**The task**
Search the material below for the word "единицы" and copy every line in which it occurs.

**Provided information**
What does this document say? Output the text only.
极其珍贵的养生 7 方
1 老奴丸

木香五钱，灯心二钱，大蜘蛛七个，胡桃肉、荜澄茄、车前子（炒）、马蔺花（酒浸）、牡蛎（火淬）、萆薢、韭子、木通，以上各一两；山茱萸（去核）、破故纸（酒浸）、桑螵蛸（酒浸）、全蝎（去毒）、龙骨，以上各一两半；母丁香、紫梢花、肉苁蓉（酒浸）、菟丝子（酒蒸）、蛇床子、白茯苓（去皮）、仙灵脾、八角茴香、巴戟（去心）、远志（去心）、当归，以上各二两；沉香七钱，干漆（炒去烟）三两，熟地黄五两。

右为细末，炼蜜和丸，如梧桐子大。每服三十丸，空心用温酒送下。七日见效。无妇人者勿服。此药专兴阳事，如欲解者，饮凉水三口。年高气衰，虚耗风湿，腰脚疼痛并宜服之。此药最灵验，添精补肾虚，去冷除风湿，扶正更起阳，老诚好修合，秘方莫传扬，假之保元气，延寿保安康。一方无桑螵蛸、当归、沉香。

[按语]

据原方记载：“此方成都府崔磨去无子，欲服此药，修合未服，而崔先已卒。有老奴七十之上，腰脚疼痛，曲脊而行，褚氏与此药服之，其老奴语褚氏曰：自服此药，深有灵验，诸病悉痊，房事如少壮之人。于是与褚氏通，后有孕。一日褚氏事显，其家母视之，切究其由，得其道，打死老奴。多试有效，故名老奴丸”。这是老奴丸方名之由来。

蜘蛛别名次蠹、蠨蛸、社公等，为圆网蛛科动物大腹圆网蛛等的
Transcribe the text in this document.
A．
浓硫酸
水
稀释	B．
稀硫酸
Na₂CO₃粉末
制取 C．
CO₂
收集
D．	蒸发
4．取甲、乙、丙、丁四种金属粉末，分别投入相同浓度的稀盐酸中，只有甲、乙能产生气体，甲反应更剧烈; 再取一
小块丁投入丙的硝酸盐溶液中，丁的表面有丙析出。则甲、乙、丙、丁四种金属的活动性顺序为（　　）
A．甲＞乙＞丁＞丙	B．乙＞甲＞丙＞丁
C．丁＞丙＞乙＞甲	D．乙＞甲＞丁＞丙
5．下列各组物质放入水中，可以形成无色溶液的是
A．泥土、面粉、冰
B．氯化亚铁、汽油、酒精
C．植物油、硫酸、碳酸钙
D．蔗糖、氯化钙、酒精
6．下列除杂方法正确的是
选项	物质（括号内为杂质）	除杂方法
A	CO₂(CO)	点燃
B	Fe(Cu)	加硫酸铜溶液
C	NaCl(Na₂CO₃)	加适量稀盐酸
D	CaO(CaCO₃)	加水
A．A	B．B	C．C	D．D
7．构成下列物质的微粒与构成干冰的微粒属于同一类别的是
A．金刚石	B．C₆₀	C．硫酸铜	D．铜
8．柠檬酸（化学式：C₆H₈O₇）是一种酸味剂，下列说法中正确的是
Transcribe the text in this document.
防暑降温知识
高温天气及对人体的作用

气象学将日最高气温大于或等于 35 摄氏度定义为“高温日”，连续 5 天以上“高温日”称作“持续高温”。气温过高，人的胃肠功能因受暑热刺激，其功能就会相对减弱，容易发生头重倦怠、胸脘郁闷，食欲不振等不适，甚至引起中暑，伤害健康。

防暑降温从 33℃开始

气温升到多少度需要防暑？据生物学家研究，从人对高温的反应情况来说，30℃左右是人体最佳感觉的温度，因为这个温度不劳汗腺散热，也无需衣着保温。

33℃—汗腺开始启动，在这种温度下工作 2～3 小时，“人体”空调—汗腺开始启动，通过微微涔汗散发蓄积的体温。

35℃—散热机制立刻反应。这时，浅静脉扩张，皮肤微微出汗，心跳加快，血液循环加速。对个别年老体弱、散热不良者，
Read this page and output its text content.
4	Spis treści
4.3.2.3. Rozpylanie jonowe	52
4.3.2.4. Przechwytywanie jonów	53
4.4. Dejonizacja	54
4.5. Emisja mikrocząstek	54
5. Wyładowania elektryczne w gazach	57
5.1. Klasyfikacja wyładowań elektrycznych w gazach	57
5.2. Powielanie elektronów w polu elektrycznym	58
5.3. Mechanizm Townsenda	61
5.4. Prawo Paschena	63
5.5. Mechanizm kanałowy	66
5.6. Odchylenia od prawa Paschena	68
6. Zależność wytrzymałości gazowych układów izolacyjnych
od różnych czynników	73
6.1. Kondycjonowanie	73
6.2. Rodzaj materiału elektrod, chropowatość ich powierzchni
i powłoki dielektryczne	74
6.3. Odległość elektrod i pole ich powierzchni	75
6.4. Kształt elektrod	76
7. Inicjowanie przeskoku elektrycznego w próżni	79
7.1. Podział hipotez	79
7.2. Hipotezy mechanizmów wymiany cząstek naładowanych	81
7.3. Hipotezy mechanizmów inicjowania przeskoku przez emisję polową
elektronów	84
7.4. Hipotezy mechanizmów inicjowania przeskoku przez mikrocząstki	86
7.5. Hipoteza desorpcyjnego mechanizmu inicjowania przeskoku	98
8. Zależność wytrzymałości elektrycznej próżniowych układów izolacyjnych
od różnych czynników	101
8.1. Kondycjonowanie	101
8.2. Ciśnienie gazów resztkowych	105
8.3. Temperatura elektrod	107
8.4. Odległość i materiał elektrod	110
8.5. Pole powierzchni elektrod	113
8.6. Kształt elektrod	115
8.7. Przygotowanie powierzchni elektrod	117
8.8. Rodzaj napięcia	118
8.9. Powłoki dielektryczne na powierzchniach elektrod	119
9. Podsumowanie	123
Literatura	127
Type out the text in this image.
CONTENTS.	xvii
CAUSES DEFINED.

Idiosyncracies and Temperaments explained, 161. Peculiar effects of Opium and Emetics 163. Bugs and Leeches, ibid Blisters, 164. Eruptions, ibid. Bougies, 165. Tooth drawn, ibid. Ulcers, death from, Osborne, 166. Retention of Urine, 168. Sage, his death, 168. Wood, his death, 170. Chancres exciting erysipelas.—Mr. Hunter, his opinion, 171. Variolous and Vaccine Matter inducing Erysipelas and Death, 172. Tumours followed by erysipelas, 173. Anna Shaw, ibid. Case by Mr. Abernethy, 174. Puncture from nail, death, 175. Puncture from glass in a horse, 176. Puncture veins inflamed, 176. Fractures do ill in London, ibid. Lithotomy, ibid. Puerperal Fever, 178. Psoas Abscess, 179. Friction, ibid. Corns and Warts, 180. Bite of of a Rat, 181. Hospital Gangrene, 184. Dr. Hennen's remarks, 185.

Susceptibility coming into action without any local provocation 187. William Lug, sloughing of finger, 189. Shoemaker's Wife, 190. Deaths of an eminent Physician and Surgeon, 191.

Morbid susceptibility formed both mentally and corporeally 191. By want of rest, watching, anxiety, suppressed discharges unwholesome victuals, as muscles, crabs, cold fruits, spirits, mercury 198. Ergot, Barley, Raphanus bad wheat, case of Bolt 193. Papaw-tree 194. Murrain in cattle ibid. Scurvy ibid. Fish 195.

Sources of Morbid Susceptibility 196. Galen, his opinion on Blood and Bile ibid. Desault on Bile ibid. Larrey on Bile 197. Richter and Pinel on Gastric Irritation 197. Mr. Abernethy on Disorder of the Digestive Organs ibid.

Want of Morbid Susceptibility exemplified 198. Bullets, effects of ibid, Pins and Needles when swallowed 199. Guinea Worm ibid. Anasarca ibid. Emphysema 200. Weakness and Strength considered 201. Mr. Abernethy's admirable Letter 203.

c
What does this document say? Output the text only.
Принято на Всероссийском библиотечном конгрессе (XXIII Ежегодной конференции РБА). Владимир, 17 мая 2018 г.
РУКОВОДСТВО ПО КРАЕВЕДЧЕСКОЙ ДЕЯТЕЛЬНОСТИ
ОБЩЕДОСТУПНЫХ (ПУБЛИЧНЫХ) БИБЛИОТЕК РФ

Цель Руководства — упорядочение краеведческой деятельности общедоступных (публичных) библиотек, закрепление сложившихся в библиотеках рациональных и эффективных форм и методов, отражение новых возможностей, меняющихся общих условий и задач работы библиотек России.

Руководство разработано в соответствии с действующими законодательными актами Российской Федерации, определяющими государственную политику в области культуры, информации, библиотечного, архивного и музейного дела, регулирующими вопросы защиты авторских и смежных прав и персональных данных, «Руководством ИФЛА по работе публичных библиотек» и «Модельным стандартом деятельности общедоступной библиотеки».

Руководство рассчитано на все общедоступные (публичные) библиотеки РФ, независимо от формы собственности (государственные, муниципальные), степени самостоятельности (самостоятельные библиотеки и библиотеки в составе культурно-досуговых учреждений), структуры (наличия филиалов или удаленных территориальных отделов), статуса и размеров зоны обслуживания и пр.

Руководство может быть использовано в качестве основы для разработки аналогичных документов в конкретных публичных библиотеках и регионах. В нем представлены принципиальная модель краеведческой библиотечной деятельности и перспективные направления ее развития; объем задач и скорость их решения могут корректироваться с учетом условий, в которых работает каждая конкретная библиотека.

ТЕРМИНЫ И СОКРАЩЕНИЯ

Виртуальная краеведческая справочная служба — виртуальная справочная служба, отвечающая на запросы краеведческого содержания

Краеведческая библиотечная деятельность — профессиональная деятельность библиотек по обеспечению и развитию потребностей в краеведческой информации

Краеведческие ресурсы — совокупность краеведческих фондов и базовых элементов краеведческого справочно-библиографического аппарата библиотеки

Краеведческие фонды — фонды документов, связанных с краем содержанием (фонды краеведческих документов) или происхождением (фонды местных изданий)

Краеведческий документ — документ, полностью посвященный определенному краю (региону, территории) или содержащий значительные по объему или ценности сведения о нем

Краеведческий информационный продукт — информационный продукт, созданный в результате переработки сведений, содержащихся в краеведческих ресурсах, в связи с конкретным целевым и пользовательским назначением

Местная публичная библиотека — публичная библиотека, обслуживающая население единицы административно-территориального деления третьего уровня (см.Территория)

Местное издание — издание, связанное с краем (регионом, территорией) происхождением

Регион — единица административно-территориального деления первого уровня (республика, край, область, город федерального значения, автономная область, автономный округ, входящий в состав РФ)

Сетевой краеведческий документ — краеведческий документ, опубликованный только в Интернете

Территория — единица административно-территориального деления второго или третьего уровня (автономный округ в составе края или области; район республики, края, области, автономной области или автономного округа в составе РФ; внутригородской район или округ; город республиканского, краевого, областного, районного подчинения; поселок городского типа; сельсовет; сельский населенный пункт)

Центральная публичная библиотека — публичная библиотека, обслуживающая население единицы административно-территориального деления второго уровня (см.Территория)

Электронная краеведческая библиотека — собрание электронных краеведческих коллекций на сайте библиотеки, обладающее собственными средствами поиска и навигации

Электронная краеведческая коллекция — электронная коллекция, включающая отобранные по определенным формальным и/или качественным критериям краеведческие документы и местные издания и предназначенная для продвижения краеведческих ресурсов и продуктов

**Task result**
Местная публичная библиотека — публичная библиотека, обслуживающая население единицы административно-территориального деления третьего уровня (см.Территория)
Центральная публичная библиотека — публичная библиотека, обслуживающая население единицы административно-территориального деления второго уровня (см.Территория)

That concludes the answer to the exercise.